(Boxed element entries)
================================

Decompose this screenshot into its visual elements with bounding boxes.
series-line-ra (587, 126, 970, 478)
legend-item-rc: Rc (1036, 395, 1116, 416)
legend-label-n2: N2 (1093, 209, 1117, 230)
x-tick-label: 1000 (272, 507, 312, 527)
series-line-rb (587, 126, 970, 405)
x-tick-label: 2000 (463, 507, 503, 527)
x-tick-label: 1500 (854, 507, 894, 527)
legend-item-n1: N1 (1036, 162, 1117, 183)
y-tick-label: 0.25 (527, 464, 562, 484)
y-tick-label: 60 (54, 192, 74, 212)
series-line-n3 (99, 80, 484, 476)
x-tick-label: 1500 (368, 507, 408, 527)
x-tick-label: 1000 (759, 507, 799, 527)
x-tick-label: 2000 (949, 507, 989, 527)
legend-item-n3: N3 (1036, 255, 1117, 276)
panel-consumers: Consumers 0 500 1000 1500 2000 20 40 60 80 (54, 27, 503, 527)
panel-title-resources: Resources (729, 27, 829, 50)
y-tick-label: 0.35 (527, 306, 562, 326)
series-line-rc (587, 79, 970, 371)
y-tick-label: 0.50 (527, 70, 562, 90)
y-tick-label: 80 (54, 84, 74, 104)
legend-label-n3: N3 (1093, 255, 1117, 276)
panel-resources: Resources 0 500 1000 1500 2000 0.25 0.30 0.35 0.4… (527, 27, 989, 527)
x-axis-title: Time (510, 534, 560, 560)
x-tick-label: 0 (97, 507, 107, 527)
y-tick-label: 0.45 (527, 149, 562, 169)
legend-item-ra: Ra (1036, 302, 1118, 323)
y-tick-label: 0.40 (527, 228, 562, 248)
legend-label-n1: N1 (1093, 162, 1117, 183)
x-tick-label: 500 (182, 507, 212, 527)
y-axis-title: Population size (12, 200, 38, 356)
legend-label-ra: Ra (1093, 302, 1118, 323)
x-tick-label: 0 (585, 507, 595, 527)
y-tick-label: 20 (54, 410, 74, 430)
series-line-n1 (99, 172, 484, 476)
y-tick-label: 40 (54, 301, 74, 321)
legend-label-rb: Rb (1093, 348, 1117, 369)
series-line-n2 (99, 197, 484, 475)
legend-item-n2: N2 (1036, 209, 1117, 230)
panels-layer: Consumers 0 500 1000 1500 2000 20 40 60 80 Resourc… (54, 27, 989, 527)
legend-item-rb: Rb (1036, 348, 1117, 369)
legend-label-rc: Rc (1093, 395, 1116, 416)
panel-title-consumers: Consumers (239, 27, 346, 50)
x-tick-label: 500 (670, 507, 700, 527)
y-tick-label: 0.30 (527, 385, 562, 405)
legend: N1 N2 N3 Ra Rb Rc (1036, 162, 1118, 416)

================================

Please quote every line of the entries above, word for word.

Worked solution »
Decompose this screenshot into its visual elements with bounding boxes.
series-line-ra (587, 126, 970, 478)
legend-item-rc: Rc (1036, 395, 1116, 416)
legend-label-n2: N2 (1093, 209, 1117, 230)
x-tick-label: 1000 (272, 507, 312, 527)
series-line-rb (587, 126, 970, 405)
x-tick-label: 2000 (463, 507, 503, 527)
x-tick-label: 1500 (854, 507, 894, 527)
legend-item-n1: N1 (1036, 162, 1117, 183)
y-tick-label: 0.25 (527, 464, 562, 484)
y-tick-label: 60 (54, 192, 74, 212)
series-line-n3 (99, 80, 484, 476)
x-tick-label: 1500 (368, 507, 408, 527)
x-tick-label: 1000 (759, 507, 799, 527)
x-tick-label: 2000 (949, 507, 989, 527)
legend-item-n3: N3 (1036, 255, 1117, 276)
panel-consumers: Consumers 0 500 1000 1500 2000 20 40 60 80 (54, 27, 503, 527)
panel-title-resources: Resources (729, 27, 829, 50)
y-tick-label: 0.35 (527, 306, 562, 326)
series-line-rc (587, 79, 970, 371)
y-tick-label: 0.50 (527, 70, 562, 90)
y-tick-label: 80 (54, 84, 74, 104)
legend-label-n3: N3 (1093, 255, 1117, 276)
panel-resources: Resources 0 500 1000 1500 2000 0.25 0.30 0.35 0.4… (527, 27, 989, 527)
x-axis-title: Time (510, 534, 560, 560)
x-tick-label: 0 (97, 507, 107, 527)
y-tick-label: 0.45 (527, 149, 562, 169)
legend-item-ra: Ra (1036, 302, 1118, 323)
y-tick-label: 0.40 (527, 228, 562, 248)
legend-label-n1: N1 (1093, 162, 1117, 183)
x-tick-label: 500 (182, 507, 212, 527)
y-axis-title: Population size (12, 200, 38, 356)
legend-label-ra: Ra (1093, 302, 1118, 323)
x-tick-label: 0 (585, 507, 595, 527)
y-tick-label: 20 (54, 410, 74, 430)
series-line-n1 (99, 172, 484, 476)
y-tick-label: 40 (54, 301, 74, 321)
legend-label-rb: Rb (1093, 348, 1117, 369)
series-line-n2 (99, 197, 484, 475)
legend-item-n2: N2 (1036, 209, 1117, 230)
panels-layer: Consumers 0 500 1000 1500 2000 20 40 60 80 Resourc… (54, 27, 989, 527)
legend-item-rb: Rb (1036, 348, 1117, 369)
legend-label-rc: Rc (1093, 395, 1116, 416)
panel-title-consumers: Consumers (239, 27, 346, 50)
x-tick-label: 500 (670, 507, 700, 527)
y-tick-label: 0.30 (527, 385, 562, 405)
legend: N1 N2 N3 Ra Rb Rc (1036, 162, 1118, 416)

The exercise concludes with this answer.